───── Input material

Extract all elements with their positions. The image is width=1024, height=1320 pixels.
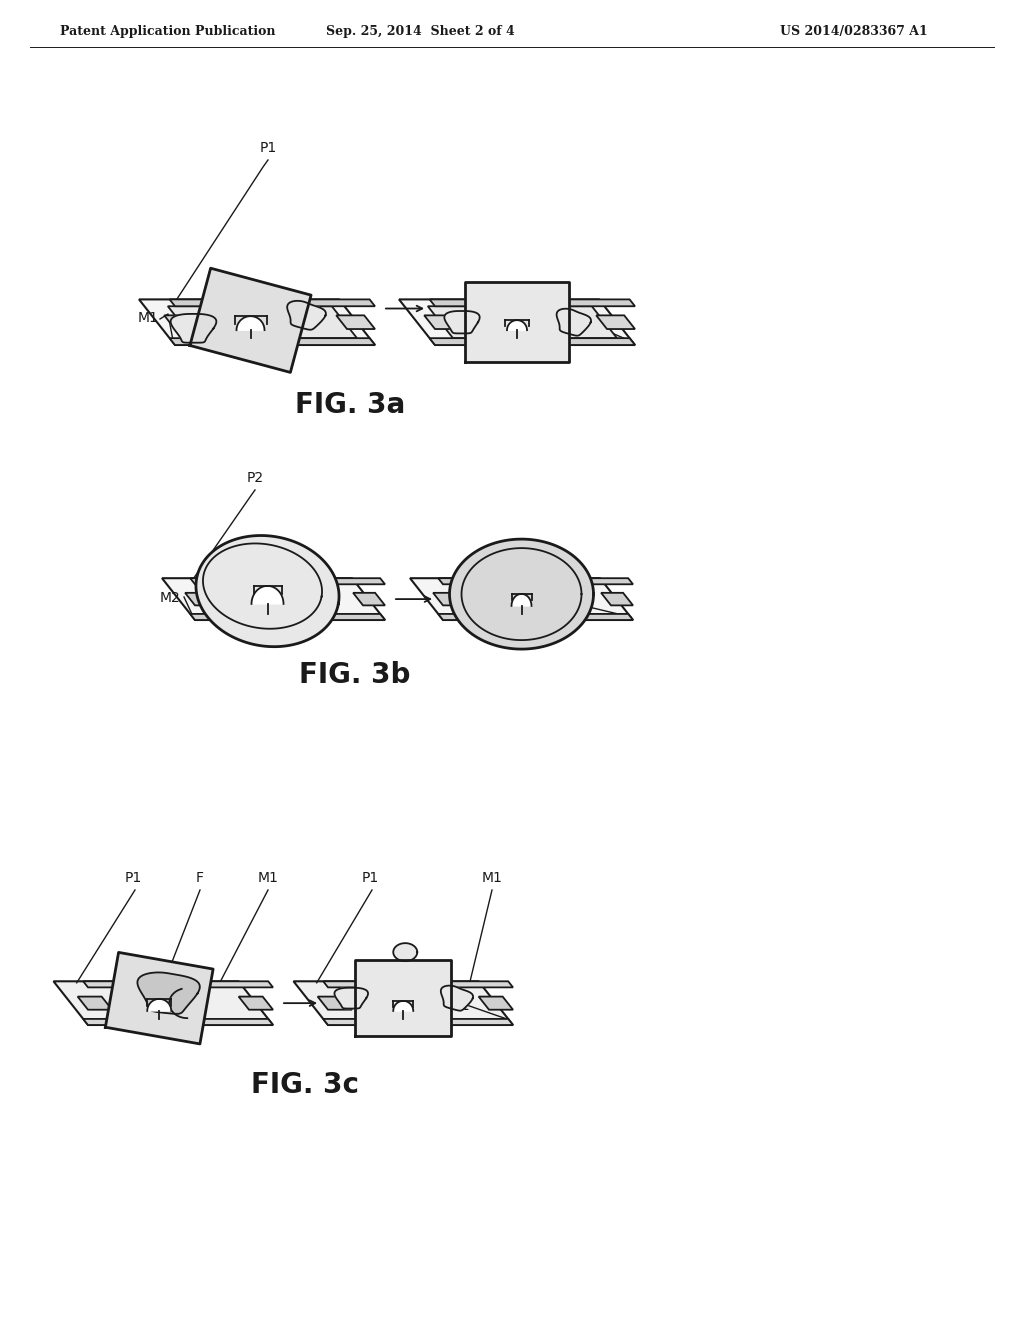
Text: D2: D2 [546,593,565,607]
Polygon shape [336,315,375,329]
Polygon shape [78,997,112,1010]
Polygon shape [170,300,375,306]
Polygon shape [410,578,633,620]
Polygon shape [237,317,264,330]
Polygon shape [324,981,513,987]
Polygon shape [190,614,385,620]
Polygon shape [430,338,635,345]
Polygon shape [440,986,473,1011]
Polygon shape [424,315,463,329]
Polygon shape [507,321,527,330]
Polygon shape [433,593,465,606]
Polygon shape [444,312,479,334]
Polygon shape [83,981,273,987]
Text: D1: D1 [568,313,588,327]
Polygon shape [185,593,217,606]
Polygon shape [239,997,273,1010]
Text: M1: M1 [481,871,503,884]
Text: FIG. 3b: FIG. 3b [299,661,411,689]
Polygon shape [355,960,452,1036]
Text: P2: P2 [247,471,263,484]
Text: Sep. 25, 2014  Sheet 2 of 4: Sep. 25, 2014 Sheet 2 of 4 [326,25,514,38]
Polygon shape [324,1019,513,1026]
Polygon shape [162,578,385,620]
Polygon shape [430,300,635,306]
Text: M1: M1 [137,312,159,325]
Polygon shape [317,997,352,1010]
Polygon shape [512,594,531,606]
Text: FIG. 3c: FIG. 3c [251,1071,359,1100]
Text: US 2014/0283367 A1: US 2014/0283367 A1 [780,25,928,38]
Polygon shape [393,1001,414,1011]
Polygon shape [171,314,216,343]
Polygon shape [601,593,633,606]
Polygon shape [557,309,591,335]
Polygon shape [137,973,200,1014]
Polygon shape [190,578,385,585]
Text: F: F [196,871,204,884]
Polygon shape [399,300,635,345]
Polygon shape [393,944,417,961]
Polygon shape [450,539,594,649]
Text: Patent Application Publication: Patent Application Publication [60,25,275,38]
Polygon shape [105,953,213,1044]
Polygon shape [438,614,633,620]
Polygon shape [353,593,385,606]
Polygon shape [428,306,617,338]
Polygon shape [170,338,375,345]
Polygon shape [189,268,311,372]
Polygon shape [438,578,633,585]
Polygon shape [465,282,569,362]
Polygon shape [335,987,368,1008]
Text: M2: M2 [160,591,180,605]
Text: FIG. 3a: FIG. 3a [295,391,406,418]
Text: P1: P1 [124,871,141,884]
Polygon shape [596,315,635,329]
Polygon shape [287,301,326,330]
Polygon shape [164,315,203,329]
Text: D1: D1 [451,999,470,1012]
Polygon shape [478,997,513,1010]
Polygon shape [196,536,339,647]
Polygon shape [139,300,375,345]
Text: P1: P1 [361,871,379,884]
Polygon shape [294,981,513,1026]
Text: M1: M1 [258,871,279,884]
Polygon shape [83,1019,273,1026]
Polygon shape [252,586,284,605]
Polygon shape [53,981,273,1026]
Polygon shape [168,306,357,338]
Text: P1: P1 [259,141,276,154]
Polygon shape [147,999,171,1011]
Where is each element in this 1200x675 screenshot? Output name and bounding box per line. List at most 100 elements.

──────────

◆ Requirements: Copy the listing again, but swap every "Polygon shape" for "Polygon region" and leave everything else the same. Don't include the pictures.

◆ The completed task:
Extract all elements with their positions. The image is width=1024, height=1320 pixels.
Text: D2: D2 [546,593,565,607]
Polygon region [336,315,375,329]
Polygon region [78,997,112,1010]
Polygon region [170,300,375,306]
Polygon region [410,578,633,620]
Polygon region [237,317,264,330]
Polygon region [324,981,513,987]
Polygon region [190,614,385,620]
Polygon region [430,338,635,345]
Polygon region [440,986,473,1011]
Polygon region [424,315,463,329]
Polygon region [507,321,527,330]
Polygon region [433,593,465,606]
Polygon region [444,312,479,334]
Polygon region [83,981,273,987]
Text: D1: D1 [568,313,588,327]
Polygon region [185,593,217,606]
Polygon region [239,997,273,1010]
Text: M1: M1 [481,871,503,884]
Text: FIG. 3b: FIG. 3b [299,661,411,689]
Polygon region [355,960,452,1036]
Text: P2: P2 [247,471,263,484]
Text: Sep. 25, 2014  Sheet 2 of 4: Sep. 25, 2014 Sheet 2 of 4 [326,25,514,38]
Polygon region [324,1019,513,1026]
Polygon region [162,578,385,620]
Polygon region [430,300,635,306]
Text: M1: M1 [137,312,159,325]
Polygon region [317,997,352,1010]
Polygon region [512,594,531,606]
Text: FIG. 3c: FIG. 3c [251,1071,359,1100]
Text: US 2014/0283367 A1: US 2014/0283367 A1 [780,25,928,38]
Polygon region [393,1001,414,1011]
Polygon region [171,314,216,343]
Polygon region [601,593,633,606]
Polygon region [557,309,591,335]
Polygon region [137,973,200,1014]
Polygon region [190,578,385,585]
Text: F: F [196,871,204,884]
Polygon region [399,300,635,345]
Polygon region [393,944,417,961]
Polygon region [450,539,594,649]
Text: Patent Application Publication: Patent Application Publication [60,25,275,38]
Polygon region [105,953,213,1044]
Polygon region [438,614,633,620]
Polygon region [353,593,385,606]
Polygon region [428,306,617,338]
Polygon region [170,338,375,345]
Polygon region [189,268,311,372]
Polygon region [438,578,633,585]
Polygon region [465,282,569,362]
Polygon region [335,987,368,1008]
Text: M2: M2 [160,591,180,605]
Text: FIG. 3a: FIG. 3a [295,391,406,418]
Text: P1: P1 [124,871,141,884]
Polygon region [596,315,635,329]
Polygon region [287,301,326,330]
Polygon region [164,315,203,329]
Text: D1: D1 [451,999,470,1012]
Polygon region [478,997,513,1010]
Polygon region [196,536,339,647]
Polygon region [139,300,375,345]
Text: P1: P1 [361,871,379,884]
Polygon region [294,981,513,1026]
Text: M1: M1 [258,871,279,884]
Polygon region [83,1019,273,1026]
Polygon region [252,586,284,605]
Polygon region [53,981,273,1026]
Polygon region [168,306,357,338]
Text: P1: P1 [259,141,276,154]
Polygon region [147,999,171,1011]
Where is each element in this 1200x675 screenshot? Output name and bounding box per line. List at most 100 elements.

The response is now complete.